Output the data that follows exactly, line for line.

====== Records shown

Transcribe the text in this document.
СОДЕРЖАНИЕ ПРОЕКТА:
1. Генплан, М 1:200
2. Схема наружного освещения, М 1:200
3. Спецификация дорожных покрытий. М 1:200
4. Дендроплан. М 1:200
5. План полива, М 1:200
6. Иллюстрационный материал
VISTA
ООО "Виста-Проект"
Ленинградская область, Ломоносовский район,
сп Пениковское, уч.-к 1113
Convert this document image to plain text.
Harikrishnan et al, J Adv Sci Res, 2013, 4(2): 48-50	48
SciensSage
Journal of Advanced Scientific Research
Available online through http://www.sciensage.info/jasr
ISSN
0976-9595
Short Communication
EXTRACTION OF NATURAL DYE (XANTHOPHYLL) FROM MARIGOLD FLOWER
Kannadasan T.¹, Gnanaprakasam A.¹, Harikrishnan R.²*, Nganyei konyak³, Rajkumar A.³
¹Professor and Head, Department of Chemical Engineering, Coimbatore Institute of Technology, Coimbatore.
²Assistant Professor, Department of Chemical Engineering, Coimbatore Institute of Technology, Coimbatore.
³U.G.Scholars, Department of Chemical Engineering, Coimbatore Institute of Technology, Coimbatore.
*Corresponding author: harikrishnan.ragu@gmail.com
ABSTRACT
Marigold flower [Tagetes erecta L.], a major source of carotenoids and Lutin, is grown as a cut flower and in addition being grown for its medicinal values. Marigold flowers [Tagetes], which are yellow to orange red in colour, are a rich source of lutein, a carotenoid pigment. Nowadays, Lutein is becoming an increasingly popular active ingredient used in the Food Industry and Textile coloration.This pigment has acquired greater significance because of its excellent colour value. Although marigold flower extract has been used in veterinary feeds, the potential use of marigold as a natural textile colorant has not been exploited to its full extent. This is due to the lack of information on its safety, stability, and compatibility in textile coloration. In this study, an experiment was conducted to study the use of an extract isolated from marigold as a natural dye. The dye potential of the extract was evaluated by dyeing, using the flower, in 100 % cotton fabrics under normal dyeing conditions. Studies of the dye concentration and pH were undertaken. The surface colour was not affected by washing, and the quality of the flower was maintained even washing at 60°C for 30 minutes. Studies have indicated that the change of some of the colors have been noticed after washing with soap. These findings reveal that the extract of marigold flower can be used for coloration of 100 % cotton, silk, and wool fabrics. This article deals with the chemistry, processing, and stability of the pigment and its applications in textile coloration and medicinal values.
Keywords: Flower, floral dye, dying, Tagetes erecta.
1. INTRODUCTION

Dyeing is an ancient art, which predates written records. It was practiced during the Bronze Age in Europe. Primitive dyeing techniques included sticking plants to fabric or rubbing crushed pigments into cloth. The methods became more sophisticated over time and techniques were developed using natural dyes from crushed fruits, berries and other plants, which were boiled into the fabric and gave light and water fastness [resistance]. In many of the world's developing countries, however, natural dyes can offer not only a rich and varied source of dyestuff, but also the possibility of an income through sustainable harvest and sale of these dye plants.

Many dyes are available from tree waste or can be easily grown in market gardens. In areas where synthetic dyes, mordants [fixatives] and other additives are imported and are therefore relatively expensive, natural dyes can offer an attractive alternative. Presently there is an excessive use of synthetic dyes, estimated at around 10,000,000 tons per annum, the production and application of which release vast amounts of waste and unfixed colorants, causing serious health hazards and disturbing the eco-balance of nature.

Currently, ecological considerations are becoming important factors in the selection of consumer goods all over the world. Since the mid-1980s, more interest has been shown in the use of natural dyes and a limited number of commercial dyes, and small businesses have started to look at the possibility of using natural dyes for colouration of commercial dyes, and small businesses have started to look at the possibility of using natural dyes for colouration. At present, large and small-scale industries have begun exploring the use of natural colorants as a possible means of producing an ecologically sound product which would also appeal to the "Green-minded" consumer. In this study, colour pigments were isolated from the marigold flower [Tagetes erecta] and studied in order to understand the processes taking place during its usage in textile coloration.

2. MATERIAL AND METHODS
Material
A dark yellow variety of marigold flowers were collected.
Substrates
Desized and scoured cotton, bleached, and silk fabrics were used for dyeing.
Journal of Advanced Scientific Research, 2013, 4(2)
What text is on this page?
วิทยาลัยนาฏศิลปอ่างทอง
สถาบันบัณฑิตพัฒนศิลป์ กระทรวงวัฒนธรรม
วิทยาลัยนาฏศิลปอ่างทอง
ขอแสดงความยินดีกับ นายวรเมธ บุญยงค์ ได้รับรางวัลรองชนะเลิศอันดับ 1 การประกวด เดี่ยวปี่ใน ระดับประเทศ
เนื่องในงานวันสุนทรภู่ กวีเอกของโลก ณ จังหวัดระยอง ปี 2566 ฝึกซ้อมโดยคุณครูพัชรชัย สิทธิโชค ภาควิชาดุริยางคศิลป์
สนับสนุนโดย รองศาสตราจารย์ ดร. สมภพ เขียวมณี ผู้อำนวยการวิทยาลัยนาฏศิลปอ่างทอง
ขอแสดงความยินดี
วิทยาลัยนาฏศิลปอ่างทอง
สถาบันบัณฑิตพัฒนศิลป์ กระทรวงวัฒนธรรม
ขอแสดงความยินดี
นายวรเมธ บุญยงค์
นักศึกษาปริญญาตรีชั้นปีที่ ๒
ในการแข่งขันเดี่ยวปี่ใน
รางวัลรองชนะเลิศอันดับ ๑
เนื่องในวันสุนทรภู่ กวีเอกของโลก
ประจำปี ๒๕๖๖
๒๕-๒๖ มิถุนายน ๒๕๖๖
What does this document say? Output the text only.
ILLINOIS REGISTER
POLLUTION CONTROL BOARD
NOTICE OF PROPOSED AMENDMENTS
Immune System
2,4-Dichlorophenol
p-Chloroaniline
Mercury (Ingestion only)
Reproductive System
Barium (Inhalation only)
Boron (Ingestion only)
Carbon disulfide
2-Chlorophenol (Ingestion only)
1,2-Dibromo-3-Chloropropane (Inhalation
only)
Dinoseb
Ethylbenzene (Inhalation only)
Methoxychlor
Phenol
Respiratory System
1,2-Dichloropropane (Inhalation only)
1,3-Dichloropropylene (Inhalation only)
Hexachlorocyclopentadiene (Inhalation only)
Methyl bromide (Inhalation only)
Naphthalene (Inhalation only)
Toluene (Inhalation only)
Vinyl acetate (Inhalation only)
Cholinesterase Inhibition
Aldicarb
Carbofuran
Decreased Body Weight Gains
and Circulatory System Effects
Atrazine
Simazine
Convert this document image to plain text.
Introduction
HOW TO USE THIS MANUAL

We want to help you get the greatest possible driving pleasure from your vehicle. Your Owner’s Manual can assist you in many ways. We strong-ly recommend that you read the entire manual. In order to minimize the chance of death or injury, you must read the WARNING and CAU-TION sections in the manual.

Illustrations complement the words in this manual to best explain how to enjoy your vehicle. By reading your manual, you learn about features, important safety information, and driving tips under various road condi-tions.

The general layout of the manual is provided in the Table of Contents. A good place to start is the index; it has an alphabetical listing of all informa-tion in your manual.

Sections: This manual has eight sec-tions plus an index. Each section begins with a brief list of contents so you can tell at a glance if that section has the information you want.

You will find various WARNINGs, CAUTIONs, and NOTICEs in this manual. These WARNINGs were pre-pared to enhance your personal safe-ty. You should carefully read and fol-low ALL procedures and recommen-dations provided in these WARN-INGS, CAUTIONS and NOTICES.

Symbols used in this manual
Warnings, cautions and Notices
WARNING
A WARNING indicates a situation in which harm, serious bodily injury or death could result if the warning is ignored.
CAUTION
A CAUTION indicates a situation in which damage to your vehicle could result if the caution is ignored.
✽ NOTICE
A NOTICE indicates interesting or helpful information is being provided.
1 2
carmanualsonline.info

============

* _Exercise answer_:
Transcribe the text in this document.
СОДЕРЖАНИЕ ПРОЕКТА:
1. Генплан, М 1:200
2. Схема наружного освещения, М 1:200
3. Спецификация дорожных покрытий. М 1:200
4. Дендроплан. М 1:200
5. План полива, М 1:200
6. Иллюстрационный материал
VISTA
ООО "Виста-Проект"
Ленинградская область, Ломоносовский район,
сп Пениковское, уч.-к 1113
Convert this document image to plain text.
Harikrishnan et al, J Adv Sci Res, 2013, 4(2): 48-50	48
SciensSage
Journal of Advanced Scientific Research
Available online through http://www.sciensage.info/jasr
ISSN
0976-9595
Short Communication
EXTRACTION OF NATURAL DYE (XANTHOPHYLL) FROM MARIGOLD FLOWER
Kannadasan T.¹, Gnanaprakasam A.¹, Harikrishnan R.²*, Nganyei konyak³, Rajkumar A.³
¹Professor and Head, Department of Chemical Engineering, Coimbatore Institute of Technology, Coimbatore.
²Assistant Professor, Department of Chemical Engineering, Coimbatore Institute of Technology, Coimbatore.
³U.G.Scholars, Department of Chemical Engineering, Coimbatore Institute of Technology, Coimbatore.
*Corresponding author: harikrishnan.ragu@gmail.com
ABSTRACT
Marigold flower [Tagetes erecta L.], a major source of carotenoids and Lutin, is grown as a cut flower and in addition being grown for its medicinal values. Marigold flowers [Tagetes], which are yellow to orange red in colour, are a rich source of lutein, a carotenoid pigment. Nowadays, Lutein is becoming an increasingly popular active ingredient used in the Food Industry and Textile coloration.This pigment has acquired greater significance because of its excellent colour value. Although marigold flower extract has been used in veterinary feeds, the potential use of marigold as a natural textile colorant has not been exploited to its full extent. This is due to the lack of information on its safety, stability, and compatibility in textile coloration. In this study, an experiment was conducted to study the use of an extract isolated from marigold as a natural dye. The dye potential of the extract was evaluated by dyeing, using the flower, in 100 % cotton fabrics under normal dyeing conditions. Studies of the dye concentration and pH were undertaken. The surface colour was not affected by washing, and the quality of the flower was maintained even washing at 60°C for 30 minutes. Studies have indicated that the change of some of the colors have been noticed after washing with soap. These findings reveal that the extract of marigold flower can be used for coloration of 100 % cotton, silk, and wool fabrics. This article deals with the chemistry, processing, and stability of the pigment and its applications in textile coloration and medicinal values.
Keywords: Flower, floral dye, dying, Tagetes erecta.
1. INTRODUCTION

Dyeing is an ancient art, which predates written records. It was practiced during the Bronze Age in Europe. Primitive dyeing techniques included sticking plants to fabric or rubbing crushed pigments into cloth. The methods became more sophisticated over time and techniques were developed using natural dyes from crushed fruits, berries and other plants, which were boiled into the fabric and gave light and water fastness [resistance]. In many of the world's developing countries, however, natural dyes can offer not only a rich and varied source of dyestuff, but also the possibility of an income through sustainable harvest and sale of these dye plants.

Many dyes are available from tree waste or can be easily grown in market gardens. In areas where synthetic dyes, mordants [fixatives] and other additives are imported and are therefore relatively expensive, natural dyes can offer an attractive alternative. Presently there is an excessive use of synthetic dyes, estimated at around 10,000,000 tons per annum, the production and application of which release vast amounts of waste and unfixed colorants, causing serious health hazards and disturbing the eco-balance of nature.

Currently, ecological considerations are becoming important factors in the selection of consumer goods all over the world. Since the mid-1980s, more interest has been shown in the use of natural dyes and a limited number of commercial dyes, and small businesses have started to look at the possibility of using natural dyes for colouration of commercial dyes, and small businesses have started to look at the possibility of using natural dyes for colouration. At present, large and small-scale industries have begun exploring the use of natural colorants as a possible means of producing an ecologically sound product which would also appeal to the "Green-minded" consumer. In this study, colour pigments were isolated from the marigold flower [Tagetes erecta] and studied in order to understand the processes taking place during its usage in textile coloration.

2. MATERIAL AND METHODS
Material
A dark yellow variety of marigold flowers were collected.
Substrates
Desized and scoured cotton, bleached, and silk fabrics were used for dyeing.
Journal of Advanced Scientific Research, 2013, 4(2)
What text is on this page?
วิทยาลัยนาฏศิลปอ่างทอง
สถาบันบัณฑิตพัฒนศิลป์ กระทรวงวัฒนธรรม
วิทยาลัยนาฏศิลปอ่างทอง
ขอแสดงความยินดีกับ นายวรเมธ บุญยงค์ ได้รับรางวัลรองชนะเลิศอันดับ 1 การประกวด เดี่ยวปี่ใน ระดับประเทศ
เนื่องในงานวันสุนทรภู่ กวีเอกของโลก ณ จังหวัดระยอง ปี 2566 ฝึกซ้อมโดยคุณครูพัชรชัย สิทธิโชค ภาควิชาดุริยางคศิลป์
สนับสนุนโดย รองศาสตราจารย์ ดร. สมภพ เขียวมณี ผู้อำนวยการวิทยาลัยนาฏศิลปอ่างทอง
ขอแสดงความยินดี
วิทยาลัยนาฏศิลปอ่างทอง
สถาบันบัณฑิตพัฒนศิลป์ กระทรวงวัฒนธรรม
ขอแสดงความยินดี
นายวรเมธ บุญยงค์
นักศึกษาปริญญาตรีชั้นปีที่ ๒
ในการแข่งขันเดี่ยวปี่ใน
รางวัลรองชนะเลิศอันดับ ๑
เนื่องในวันสุนทรภู่ กวีเอกของโลก
ประจำปี ๒๕๖๖
๒๕-๒๖ มิถุนายน ๒๕๖๖
What does this document say? Output the text only.
ILLINOIS REGISTER
POLLUTION CONTROL BOARD
NOTICE OF PROPOSED AMENDMENTS
Immune System
2,4-Dichlorophenol
p-Chloroaniline
Mercury (Ingestion only)
Reproductive System
Barium (Inhalation only)
Boron (Ingestion only)
Carbon disulfide
2-Chlorophenol (Ingestion only)
1,2-Dibromo-3-Chloropropane (Inhalation
only)
Dinoseb
Ethylbenzene (Inhalation only)
Methoxychlor
Phenol
Respiratory System
1,2-Dichloropropane (Inhalation only)
1,3-Dichloropropylene (Inhalation only)
Hexachlorocyclopentadiene (Inhalation only)
Methyl bromide (Inhalation only)
Naphthalene (Inhalation only)
Toluene (Inhalation only)
Vinyl acetate (Inhalation only)
Cholinesterase Inhibition
Aldicarb
Carbofuran
Decreased Body Weight Gains
and Circulatory System Effects
Atrazine
Simazine
Convert this document image to plain text.
Introduction
HOW TO USE THIS MANUAL

We want to help you get the greatest possible driving pleasure from your vehicle. Your Owner’s Manual can assist you in many ways. We strong-ly recommend that you read the entire manual. In order to minimize the chance of death or injury, you must read the WARNING and CAU-TION sections in the manual.

Illustrations complement the words in this manual to best explain how to enjoy your vehicle. By reading your manual, you learn about features, important safety information, and driving tips under various road condi-tions.

The general layout of the manual is provided in the Table of Contents. A good place to start is the index; it has an alphabetical listing of all informa-tion in your manual.

Sections: This manual has eight sec-tions plus an index. Each section begins with a brief list of contents so you can tell at a glance if that section has the information you want.

You will find various WARNINGs, CAUTIONs, and NOTICEs in this manual. These WARNINGs were pre-pared to enhance your personal safe-ty. You should carefully read and fol-low ALL procedures and recommen-dations provided in these WARN-INGS, CAUTIONS and NOTICES.

Symbols used in this manual
Warnings, cautions and Notices
WARNING
A WARNING indicates a situation in which harm, serious bodily injury or death could result if the warning is ignored.
CAUTION
A CAUTION indicates a situation in which damage to your vehicle could result if the caution is ignored.
✽ NOTICE
A NOTICE indicates interesting or helpful information is being provided.
1 2
carmanualsonline.info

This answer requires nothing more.